§ **Brief**: In the entries below, some lines hold the string "Valeur"; please say how many, giving the number and nothing else.

(Data items)
* * * *

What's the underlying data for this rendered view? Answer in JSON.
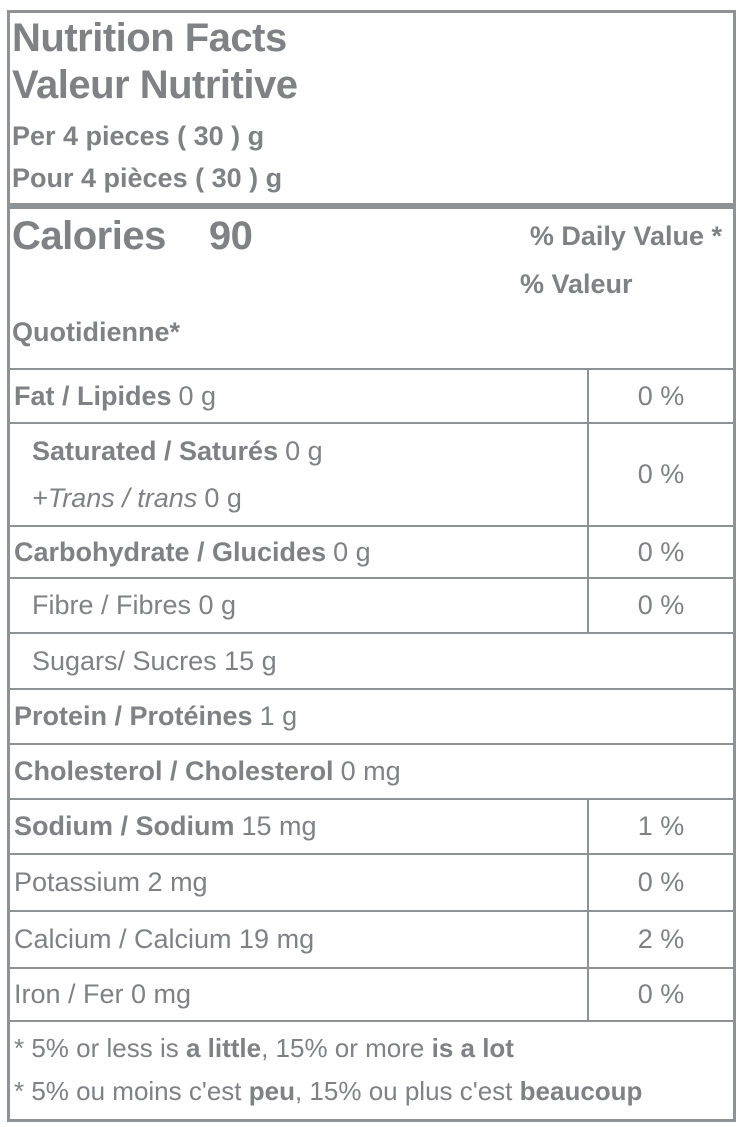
{
  "nutrition_label": {
    "title_en": "Nutrition Facts",
    "title_fr": "Valeur Nutritive",
    "serving_en": "Per 4 pieces ( 30 ) g",
    "serving_fr": "Pour 4 pièces ( 30 ) g",
    "calories": {
      "label": "Calories",
      "value": "90"
    },
    "daily_value_header_en": "% Daily Value *",
    "daily_value_header_fr_line1": "% Valeur",
    "daily_value_header_fr_line2": "Quotidienne*",
    "rows": [
      {
        "name_bold": "Fat / Lipides",
        "value": "0 g",
        "dv": "0 %"
      },
      {
        "name_bold": "Saturated / Saturés",
        "value": "0 g",
        "sub_italic": "+Trans / trans",
        "sub_value": "0 g",
        "dv": "0 %"
      },
      {
        "name_bold": "Carbohydrate / Glucides",
        "value": "0 g",
        "dv": "0 %"
      },
      {
        "name": "Fibre / Fibres 0 g",
        "dv": "0 %"
      },
      {
        "name": "Sugars/ Sucres 15 g"
      },
      {
        "name_bold": "Protein / Protéines",
        "value": "1 g"
      },
      {
        "name_bold": "Cholesterol / Cholesterol",
        "value": "0 mg"
      },
      {
        "name_bold": "Sodium / Sodium",
        "value": "15 mg",
        "dv": "1 %"
      },
      {
        "name": "Potassium 2 mg",
        "dv": "0 %"
      },
      {
        "name": "Calcium / Calcium 19 mg",
        "dv": "2 %"
      },
      {
        "name": "Iron / Fer 0 mg",
        "dv": "0 %"
      }
    ],
    "footnote_en": {
      "parts": [
        "* 5% or less is ",
        "a little",
        ", 15% or more ",
        "is a lot"
      ]
    },
    "footnote_fr": {
      "parts": [
        "* 5% ou moins c'est ",
        "peu",
        ", 15% ou plus c'est ",
        "beaucoup"
      ]
    },
    "colors": {
      "text_gray": "#7f8184",
      "line_gray": "#8f9295",
      "background": "#ffffff"
    }
  }
}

* * * *

§ **Answer area**: 2